What the task requires. Find each line with the word "have" in it, then give the total alone.

Dataset records.
--------------------

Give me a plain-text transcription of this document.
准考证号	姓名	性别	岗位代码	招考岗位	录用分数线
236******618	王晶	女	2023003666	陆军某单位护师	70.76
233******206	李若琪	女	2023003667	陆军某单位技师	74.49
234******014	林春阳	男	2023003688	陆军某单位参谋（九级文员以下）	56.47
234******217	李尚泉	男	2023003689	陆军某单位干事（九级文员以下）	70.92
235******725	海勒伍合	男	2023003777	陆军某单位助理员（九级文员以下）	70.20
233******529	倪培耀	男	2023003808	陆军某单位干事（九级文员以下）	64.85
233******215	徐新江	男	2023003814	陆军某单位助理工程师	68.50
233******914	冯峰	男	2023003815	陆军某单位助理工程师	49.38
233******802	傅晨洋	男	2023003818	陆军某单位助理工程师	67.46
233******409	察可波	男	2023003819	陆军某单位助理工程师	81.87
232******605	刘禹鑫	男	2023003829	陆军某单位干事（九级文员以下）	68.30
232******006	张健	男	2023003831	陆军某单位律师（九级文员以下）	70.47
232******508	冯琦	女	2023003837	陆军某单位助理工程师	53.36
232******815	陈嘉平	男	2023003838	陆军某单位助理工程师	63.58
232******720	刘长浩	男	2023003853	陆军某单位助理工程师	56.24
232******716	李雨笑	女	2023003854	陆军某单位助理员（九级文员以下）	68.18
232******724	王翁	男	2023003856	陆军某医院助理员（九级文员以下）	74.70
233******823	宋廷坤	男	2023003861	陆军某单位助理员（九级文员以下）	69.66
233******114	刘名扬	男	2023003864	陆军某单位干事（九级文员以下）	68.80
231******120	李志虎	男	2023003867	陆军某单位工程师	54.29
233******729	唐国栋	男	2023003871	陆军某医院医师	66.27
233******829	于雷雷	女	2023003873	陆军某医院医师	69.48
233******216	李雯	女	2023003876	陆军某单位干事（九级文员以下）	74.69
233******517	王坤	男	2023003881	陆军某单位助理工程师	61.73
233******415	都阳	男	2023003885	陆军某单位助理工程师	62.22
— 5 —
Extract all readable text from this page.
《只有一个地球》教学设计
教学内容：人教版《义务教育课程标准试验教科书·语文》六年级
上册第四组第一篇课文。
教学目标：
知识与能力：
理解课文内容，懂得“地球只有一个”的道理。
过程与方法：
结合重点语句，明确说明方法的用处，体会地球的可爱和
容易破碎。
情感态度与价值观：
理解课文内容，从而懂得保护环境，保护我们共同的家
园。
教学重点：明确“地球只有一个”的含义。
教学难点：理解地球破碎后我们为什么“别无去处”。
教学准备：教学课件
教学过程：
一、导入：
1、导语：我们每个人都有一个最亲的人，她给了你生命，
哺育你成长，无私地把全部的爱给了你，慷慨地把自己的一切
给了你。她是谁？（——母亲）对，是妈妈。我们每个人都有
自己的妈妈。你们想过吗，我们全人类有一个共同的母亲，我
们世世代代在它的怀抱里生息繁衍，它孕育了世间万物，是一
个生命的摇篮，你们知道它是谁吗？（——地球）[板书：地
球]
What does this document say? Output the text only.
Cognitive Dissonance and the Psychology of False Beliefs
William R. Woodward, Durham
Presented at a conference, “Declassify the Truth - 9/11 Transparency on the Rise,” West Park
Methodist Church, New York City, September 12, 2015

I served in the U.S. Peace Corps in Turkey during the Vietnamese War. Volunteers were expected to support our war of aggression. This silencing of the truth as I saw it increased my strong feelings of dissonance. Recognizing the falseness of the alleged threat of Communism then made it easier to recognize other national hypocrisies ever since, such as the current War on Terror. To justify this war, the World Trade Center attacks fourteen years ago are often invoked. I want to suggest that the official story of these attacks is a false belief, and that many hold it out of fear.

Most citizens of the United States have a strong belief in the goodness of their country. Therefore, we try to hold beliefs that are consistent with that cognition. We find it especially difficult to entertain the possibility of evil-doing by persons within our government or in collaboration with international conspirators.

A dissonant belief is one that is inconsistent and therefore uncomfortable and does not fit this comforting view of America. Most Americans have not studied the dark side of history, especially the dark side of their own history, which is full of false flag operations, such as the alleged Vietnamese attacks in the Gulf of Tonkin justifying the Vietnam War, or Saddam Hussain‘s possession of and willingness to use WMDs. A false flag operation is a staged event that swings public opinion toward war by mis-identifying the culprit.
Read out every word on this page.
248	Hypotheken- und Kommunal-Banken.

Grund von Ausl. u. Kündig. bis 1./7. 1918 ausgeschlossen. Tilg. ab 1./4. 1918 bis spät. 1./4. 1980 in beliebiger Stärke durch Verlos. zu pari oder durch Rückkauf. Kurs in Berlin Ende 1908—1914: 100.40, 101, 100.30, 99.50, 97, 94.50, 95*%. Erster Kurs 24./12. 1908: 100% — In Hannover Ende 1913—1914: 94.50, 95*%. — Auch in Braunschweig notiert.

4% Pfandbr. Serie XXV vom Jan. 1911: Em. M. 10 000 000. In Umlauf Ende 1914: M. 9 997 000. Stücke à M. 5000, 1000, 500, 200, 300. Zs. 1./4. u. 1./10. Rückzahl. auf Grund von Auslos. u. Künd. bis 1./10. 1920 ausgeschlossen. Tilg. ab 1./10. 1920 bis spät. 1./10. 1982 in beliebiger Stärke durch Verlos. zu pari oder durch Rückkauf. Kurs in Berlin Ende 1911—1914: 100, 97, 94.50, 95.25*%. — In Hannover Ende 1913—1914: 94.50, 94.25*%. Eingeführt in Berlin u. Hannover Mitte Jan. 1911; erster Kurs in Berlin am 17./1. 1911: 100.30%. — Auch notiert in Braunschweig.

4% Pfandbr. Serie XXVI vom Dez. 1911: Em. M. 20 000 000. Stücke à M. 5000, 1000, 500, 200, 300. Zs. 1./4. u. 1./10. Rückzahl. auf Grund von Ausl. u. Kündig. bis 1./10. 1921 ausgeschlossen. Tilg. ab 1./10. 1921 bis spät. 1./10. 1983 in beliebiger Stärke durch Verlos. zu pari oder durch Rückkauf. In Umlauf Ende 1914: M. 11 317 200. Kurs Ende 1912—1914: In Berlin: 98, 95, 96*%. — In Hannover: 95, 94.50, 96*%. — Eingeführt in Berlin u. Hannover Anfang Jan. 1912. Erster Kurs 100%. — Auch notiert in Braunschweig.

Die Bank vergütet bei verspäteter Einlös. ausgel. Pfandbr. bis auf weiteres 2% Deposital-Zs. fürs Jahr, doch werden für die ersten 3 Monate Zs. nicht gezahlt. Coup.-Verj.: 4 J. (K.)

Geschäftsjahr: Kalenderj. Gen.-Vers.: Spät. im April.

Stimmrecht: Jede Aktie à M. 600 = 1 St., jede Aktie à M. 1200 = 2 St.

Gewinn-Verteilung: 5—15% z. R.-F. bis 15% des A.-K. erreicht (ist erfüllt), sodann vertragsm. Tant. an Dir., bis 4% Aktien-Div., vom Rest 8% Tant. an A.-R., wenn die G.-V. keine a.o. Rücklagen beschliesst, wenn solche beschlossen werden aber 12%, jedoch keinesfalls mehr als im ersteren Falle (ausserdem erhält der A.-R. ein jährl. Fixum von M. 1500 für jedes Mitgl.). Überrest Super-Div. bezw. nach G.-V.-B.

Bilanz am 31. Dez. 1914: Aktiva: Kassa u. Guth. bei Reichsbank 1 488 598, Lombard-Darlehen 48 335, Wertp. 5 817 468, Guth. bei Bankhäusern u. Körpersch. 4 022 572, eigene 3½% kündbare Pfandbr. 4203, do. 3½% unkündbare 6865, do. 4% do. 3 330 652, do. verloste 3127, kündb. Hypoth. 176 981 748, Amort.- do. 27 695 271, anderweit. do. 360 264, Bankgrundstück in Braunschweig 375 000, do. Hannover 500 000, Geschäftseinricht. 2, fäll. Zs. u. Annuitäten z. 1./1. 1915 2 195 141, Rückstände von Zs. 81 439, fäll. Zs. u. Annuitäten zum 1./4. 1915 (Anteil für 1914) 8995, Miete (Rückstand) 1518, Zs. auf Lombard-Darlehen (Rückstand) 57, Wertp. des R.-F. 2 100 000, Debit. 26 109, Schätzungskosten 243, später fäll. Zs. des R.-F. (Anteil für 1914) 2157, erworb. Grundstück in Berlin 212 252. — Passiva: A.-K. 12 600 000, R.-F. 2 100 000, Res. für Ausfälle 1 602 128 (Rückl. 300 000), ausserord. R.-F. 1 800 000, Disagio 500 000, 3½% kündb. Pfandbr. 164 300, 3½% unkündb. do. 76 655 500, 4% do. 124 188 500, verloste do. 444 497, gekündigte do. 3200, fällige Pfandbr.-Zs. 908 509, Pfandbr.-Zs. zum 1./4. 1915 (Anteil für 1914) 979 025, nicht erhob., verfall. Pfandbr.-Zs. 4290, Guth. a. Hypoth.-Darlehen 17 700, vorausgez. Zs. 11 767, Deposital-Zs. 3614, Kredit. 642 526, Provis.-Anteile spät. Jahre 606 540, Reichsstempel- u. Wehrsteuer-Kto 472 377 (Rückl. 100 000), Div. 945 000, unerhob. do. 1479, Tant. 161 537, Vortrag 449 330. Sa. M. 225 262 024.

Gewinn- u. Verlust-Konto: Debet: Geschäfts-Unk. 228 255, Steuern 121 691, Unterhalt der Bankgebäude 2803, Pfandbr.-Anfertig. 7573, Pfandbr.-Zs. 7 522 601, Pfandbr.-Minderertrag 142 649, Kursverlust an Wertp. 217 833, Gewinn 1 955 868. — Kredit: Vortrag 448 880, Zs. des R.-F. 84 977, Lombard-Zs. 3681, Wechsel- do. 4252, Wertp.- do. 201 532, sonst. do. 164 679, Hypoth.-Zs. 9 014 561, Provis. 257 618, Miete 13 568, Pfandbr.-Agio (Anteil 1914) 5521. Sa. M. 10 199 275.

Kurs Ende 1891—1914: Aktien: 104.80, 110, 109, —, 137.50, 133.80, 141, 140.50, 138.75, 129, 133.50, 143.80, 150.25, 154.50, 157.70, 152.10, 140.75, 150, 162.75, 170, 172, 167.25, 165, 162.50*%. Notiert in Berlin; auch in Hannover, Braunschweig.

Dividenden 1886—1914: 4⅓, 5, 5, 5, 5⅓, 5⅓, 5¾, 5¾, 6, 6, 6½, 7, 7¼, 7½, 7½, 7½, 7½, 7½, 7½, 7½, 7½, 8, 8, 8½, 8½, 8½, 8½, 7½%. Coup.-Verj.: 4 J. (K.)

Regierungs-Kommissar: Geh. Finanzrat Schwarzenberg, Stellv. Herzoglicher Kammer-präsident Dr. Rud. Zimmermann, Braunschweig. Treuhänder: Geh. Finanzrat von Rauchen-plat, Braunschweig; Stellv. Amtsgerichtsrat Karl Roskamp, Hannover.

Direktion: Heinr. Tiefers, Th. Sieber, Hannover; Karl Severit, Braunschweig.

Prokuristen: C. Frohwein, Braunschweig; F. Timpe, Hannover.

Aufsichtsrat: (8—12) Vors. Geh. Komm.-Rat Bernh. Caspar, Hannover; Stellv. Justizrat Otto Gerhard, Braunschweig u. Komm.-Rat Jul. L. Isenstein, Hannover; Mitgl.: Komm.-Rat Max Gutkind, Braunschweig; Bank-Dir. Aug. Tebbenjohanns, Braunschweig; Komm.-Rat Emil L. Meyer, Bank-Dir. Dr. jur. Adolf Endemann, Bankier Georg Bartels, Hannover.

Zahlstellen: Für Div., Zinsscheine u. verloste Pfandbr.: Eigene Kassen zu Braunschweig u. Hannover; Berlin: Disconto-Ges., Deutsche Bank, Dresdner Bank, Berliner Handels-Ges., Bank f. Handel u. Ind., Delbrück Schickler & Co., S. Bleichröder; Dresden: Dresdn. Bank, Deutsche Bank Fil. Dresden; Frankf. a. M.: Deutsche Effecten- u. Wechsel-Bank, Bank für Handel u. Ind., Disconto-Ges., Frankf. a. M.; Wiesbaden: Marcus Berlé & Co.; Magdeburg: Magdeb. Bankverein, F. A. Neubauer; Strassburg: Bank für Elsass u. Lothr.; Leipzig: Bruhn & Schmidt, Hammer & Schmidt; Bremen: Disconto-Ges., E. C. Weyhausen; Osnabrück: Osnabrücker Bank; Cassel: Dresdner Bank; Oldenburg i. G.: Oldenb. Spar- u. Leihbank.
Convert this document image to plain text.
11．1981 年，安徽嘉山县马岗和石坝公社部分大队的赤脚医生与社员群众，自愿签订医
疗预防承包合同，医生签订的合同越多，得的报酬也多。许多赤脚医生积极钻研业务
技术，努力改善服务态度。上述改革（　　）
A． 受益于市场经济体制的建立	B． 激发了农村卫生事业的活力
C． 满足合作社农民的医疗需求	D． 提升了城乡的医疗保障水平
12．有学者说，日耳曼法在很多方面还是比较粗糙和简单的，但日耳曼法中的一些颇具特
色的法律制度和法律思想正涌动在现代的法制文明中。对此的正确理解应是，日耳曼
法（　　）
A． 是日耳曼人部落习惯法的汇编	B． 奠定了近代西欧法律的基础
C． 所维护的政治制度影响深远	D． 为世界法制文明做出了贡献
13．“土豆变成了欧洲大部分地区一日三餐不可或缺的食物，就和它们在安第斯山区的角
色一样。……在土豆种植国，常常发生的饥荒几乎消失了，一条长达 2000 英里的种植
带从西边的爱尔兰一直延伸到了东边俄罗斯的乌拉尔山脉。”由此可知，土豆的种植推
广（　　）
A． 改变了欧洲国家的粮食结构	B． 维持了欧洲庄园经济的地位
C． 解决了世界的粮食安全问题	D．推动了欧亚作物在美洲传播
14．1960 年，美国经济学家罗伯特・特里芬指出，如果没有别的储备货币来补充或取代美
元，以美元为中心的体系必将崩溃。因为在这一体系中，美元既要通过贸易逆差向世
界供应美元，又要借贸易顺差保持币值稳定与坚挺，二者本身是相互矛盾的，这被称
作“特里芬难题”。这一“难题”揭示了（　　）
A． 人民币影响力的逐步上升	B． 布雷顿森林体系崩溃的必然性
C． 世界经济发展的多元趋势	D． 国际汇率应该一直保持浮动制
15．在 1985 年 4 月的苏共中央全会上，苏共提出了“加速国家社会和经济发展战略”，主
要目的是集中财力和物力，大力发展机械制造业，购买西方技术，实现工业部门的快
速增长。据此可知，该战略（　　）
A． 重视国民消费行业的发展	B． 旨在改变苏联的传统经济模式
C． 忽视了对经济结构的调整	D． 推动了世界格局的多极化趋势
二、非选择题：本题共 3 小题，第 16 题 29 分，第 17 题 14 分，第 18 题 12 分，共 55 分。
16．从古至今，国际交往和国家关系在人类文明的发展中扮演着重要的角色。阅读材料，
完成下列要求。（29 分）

--------------------

Result. 2